▶ [Do this]
Print everything from the first line of the records below down to the line containing "spectrum-trace (77, 248, 721, 339)", with both ends included, reproducing each line verbatim.

[START Record set]

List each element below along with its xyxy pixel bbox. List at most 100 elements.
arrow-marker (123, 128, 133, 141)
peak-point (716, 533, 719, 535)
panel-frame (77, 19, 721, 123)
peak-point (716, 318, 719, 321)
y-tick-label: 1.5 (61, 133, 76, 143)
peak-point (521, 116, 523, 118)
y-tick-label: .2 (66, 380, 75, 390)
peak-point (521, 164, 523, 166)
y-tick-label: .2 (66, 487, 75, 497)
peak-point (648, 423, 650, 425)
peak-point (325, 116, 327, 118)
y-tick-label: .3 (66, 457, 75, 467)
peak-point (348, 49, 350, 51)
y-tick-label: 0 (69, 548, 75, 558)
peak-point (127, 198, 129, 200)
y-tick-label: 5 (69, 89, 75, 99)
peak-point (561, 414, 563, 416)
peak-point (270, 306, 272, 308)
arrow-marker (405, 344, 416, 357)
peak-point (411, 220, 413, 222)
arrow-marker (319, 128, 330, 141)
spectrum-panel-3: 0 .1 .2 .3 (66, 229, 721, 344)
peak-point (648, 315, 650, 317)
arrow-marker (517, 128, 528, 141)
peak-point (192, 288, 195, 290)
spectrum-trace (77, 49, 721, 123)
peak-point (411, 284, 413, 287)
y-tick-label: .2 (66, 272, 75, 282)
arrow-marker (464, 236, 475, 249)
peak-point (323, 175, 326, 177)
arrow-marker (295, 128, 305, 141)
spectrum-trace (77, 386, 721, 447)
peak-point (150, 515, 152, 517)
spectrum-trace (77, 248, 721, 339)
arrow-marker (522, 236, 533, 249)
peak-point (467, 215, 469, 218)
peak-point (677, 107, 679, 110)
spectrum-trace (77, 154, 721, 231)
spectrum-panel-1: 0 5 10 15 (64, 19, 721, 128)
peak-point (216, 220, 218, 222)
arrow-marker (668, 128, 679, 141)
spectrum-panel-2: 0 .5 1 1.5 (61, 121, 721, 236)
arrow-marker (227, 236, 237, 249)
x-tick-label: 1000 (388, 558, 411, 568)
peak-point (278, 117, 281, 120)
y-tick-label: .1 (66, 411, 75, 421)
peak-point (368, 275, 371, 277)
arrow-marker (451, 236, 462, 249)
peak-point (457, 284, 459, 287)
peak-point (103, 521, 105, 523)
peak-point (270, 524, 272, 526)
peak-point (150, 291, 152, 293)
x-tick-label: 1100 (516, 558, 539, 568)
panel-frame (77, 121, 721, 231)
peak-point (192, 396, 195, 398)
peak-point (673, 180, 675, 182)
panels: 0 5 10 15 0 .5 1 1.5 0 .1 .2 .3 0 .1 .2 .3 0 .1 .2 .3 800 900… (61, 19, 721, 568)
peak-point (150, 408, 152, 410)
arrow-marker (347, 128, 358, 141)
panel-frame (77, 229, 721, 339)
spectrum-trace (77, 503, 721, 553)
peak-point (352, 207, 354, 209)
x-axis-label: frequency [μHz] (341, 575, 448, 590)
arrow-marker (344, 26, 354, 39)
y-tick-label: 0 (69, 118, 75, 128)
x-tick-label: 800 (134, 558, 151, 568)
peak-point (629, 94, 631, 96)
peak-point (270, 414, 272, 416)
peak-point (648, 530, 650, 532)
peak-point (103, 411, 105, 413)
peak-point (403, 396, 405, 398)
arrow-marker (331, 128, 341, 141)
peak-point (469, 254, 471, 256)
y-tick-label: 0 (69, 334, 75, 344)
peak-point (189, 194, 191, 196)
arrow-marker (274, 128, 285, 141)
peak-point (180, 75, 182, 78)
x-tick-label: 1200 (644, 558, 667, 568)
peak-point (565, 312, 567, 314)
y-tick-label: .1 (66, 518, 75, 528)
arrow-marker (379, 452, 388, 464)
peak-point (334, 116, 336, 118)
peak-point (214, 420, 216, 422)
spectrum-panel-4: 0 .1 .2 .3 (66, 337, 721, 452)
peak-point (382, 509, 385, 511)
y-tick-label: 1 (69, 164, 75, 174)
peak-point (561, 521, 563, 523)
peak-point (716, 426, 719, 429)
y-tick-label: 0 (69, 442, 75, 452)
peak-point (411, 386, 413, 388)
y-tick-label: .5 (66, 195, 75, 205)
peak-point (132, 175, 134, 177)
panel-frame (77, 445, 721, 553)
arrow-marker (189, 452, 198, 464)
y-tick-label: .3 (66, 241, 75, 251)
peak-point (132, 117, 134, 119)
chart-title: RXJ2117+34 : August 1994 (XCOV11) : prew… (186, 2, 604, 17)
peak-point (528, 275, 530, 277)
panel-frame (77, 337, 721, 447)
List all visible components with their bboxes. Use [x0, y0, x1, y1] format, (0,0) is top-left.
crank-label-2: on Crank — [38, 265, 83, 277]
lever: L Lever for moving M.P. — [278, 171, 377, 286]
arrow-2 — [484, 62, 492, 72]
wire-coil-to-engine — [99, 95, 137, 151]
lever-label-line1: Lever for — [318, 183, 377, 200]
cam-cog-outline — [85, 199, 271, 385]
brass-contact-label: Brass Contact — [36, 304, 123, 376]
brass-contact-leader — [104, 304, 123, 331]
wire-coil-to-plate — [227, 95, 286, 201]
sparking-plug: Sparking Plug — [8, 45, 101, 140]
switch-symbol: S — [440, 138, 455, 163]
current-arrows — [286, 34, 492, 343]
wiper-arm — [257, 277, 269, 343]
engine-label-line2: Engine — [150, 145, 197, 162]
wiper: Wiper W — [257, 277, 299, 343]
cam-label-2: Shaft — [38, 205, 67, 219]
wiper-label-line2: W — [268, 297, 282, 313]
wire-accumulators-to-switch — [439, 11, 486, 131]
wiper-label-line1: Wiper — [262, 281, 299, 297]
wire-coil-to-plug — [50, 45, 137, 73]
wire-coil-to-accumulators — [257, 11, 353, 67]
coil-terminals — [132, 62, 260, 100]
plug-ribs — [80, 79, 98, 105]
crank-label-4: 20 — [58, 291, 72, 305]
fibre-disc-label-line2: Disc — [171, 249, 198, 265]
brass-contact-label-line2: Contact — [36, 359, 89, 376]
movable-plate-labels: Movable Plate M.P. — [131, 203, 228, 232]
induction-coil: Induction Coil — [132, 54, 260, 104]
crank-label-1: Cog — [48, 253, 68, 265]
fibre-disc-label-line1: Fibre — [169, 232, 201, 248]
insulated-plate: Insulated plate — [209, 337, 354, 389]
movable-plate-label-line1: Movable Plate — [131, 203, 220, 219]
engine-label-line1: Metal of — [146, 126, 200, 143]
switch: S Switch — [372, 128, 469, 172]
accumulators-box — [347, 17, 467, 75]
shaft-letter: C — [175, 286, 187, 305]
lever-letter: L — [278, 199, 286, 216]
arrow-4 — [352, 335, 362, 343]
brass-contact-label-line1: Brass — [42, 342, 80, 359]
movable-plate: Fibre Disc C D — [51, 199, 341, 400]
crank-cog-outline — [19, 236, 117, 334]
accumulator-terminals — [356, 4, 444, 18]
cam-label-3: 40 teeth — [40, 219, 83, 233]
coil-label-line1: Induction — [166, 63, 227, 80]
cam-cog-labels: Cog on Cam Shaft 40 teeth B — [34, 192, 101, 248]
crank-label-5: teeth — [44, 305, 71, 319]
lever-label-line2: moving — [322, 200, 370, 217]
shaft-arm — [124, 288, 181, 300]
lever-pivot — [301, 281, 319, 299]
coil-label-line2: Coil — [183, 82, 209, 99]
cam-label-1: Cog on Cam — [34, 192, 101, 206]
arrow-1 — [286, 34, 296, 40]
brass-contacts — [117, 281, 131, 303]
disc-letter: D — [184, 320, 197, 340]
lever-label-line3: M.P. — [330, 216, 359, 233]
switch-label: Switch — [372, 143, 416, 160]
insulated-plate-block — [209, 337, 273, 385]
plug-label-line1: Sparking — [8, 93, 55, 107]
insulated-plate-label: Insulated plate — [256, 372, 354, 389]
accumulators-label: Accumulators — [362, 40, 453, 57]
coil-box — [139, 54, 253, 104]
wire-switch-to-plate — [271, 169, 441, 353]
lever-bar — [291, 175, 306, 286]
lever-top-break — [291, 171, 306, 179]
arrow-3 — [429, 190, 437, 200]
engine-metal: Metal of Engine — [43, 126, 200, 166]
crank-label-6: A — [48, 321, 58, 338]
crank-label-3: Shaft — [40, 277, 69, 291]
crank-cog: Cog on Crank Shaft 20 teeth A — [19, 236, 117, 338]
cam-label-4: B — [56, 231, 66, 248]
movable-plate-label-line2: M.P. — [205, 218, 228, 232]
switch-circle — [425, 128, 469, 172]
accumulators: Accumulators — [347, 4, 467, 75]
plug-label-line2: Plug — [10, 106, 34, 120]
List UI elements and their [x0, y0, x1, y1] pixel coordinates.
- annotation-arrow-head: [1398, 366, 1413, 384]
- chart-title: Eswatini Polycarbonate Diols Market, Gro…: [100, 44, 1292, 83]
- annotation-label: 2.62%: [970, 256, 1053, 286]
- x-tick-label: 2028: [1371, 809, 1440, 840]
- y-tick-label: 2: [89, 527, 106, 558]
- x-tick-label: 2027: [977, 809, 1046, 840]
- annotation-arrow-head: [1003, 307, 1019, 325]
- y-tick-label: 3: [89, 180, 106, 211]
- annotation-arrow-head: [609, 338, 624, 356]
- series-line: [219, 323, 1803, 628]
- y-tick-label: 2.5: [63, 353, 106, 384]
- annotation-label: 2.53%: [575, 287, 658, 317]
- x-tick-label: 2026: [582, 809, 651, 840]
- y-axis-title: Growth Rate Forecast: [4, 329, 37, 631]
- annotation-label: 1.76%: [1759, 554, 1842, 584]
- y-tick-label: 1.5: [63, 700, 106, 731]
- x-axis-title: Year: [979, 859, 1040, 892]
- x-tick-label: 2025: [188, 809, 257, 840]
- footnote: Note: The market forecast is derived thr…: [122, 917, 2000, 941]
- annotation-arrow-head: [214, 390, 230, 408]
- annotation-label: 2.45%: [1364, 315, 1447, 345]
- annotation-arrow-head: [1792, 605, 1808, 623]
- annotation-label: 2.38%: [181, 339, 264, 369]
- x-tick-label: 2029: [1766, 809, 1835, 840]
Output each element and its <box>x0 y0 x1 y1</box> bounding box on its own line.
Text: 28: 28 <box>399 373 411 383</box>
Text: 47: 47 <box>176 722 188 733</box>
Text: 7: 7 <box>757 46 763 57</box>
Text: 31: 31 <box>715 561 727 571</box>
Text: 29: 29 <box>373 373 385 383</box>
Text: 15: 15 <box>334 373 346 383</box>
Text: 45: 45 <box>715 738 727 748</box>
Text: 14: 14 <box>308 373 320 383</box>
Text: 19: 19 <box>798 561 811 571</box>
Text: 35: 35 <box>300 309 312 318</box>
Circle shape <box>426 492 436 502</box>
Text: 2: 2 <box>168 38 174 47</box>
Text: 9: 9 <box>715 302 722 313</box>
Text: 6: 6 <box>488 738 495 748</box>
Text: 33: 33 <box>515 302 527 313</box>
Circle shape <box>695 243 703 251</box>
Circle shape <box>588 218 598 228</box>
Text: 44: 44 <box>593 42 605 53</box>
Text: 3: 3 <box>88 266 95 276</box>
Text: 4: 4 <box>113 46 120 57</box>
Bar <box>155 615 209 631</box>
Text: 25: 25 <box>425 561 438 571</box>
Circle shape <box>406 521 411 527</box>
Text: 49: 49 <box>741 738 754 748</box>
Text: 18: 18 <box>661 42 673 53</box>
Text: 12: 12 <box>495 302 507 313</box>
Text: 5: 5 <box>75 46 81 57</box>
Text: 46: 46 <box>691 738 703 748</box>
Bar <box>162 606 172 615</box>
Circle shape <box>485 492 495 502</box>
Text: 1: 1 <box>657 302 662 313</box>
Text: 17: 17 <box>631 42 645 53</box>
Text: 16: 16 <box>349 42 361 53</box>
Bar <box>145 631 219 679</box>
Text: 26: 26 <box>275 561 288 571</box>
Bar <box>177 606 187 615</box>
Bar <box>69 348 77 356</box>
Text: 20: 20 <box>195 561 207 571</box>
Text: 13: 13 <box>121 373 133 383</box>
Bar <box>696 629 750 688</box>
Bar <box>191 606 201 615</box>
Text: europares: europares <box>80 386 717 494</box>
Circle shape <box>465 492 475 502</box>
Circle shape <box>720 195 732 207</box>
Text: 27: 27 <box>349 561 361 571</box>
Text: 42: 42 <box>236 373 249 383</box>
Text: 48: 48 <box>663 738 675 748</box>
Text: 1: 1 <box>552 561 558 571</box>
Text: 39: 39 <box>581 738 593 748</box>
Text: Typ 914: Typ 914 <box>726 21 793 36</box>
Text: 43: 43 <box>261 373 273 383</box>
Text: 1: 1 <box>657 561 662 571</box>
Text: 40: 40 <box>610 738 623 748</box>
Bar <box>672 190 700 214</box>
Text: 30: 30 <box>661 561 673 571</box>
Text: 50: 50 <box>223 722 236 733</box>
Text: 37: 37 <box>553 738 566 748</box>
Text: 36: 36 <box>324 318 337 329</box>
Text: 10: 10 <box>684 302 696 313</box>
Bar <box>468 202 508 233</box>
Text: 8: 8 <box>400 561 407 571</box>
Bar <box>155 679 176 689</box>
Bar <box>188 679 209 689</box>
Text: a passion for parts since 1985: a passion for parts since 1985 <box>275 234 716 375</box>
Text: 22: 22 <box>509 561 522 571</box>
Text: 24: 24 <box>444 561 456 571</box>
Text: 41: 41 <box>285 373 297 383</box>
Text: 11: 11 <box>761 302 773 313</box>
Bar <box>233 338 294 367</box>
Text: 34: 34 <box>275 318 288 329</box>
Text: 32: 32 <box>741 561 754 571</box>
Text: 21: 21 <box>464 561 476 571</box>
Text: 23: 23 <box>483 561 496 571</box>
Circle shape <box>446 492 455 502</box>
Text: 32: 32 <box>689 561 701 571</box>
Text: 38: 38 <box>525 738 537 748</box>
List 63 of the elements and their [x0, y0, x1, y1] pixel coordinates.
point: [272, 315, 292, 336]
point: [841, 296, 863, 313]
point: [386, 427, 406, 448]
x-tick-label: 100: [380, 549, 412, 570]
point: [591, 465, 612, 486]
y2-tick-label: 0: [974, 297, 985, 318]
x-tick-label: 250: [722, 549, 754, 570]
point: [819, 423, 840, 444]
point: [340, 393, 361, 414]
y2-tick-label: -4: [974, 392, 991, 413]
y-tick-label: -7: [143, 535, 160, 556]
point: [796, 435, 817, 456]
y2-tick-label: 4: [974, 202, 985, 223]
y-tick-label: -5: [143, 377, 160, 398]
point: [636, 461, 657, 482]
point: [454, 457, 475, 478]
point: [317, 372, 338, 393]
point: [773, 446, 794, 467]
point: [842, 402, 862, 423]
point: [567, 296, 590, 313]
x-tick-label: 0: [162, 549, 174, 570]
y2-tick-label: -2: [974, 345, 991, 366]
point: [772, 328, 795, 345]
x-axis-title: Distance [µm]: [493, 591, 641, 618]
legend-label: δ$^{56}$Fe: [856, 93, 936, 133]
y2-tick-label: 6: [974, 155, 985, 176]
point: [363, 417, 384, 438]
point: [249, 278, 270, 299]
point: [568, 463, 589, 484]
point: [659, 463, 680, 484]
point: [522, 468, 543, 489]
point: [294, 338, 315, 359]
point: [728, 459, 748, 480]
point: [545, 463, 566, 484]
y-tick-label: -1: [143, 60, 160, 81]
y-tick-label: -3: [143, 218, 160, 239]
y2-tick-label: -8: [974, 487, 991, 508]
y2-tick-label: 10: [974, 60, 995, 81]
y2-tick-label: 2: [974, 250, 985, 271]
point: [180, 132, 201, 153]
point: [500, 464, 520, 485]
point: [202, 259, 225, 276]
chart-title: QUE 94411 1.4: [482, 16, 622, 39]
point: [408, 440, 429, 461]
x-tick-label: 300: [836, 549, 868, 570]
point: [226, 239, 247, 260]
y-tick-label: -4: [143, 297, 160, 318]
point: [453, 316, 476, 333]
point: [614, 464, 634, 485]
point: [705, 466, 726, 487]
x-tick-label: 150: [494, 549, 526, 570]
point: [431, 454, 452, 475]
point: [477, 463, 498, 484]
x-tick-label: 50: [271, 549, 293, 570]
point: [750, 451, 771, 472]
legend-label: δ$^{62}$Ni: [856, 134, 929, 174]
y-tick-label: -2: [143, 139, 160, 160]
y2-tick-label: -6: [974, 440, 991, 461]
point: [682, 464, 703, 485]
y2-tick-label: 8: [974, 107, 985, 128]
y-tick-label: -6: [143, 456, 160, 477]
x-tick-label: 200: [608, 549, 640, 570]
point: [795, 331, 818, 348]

[END Record set]

▶ [Solution]
List each element below along with its xyxy pixel bbox. List at most 100 elements.
arrow-marker (123, 128, 133, 141)
peak-point (716, 533, 719, 535)
panel-frame (77, 19, 721, 123)
peak-point (716, 318, 719, 321)
y-tick-label: 1.5 (61, 133, 76, 143)
peak-point (521, 116, 523, 118)
y-tick-label: .2 (66, 380, 75, 390)
peak-point (521, 164, 523, 166)
y-tick-label: .2 (66, 487, 75, 497)
peak-point (648, 423, 650, 425)
peak-point (325, 116, 327, 118)
y-tick-label: .3 (66, 457, 75, 467)
peak-point (348, 49, 350, 51)
y-tick-label: 0 (69, 548, 75, 558)
peak-point (127, 198, 129, 200)
y-tick-label: 5 (69, 89, 75, 99)
peak-point (561, 414, 563, 416)
peak-point (270, 306, 272, 308)
arrow-marker (405, 344, 416, 357)
peak-point (411, 220, 413, 222)
arrow-marker (319, 128, 330, 141)
spectrum-panel-3: 0 .1 .2 .3 (66, 229, 721, 344)
peak-point (648, 315, 650, 317)
arrow-marker (517, 128, 528, 141)
peak-point (192, 288, 195, 290)
spectrum-trace (77, 49, 721, 123)
peak-point (411, 284, 413, 287)
y-tick-label: .2 (66, 272, 75, 282)
arrow-marker (464, 236, 475, 249)
peak-point (323, 175, 326, 177)
arrow-marker (295, 128, 305, 141)
spectrum-trace (77, 386, 721, 447)
peak-point (150, 515, 152, 517)
spectrum-trace (77, 248, 721, 339)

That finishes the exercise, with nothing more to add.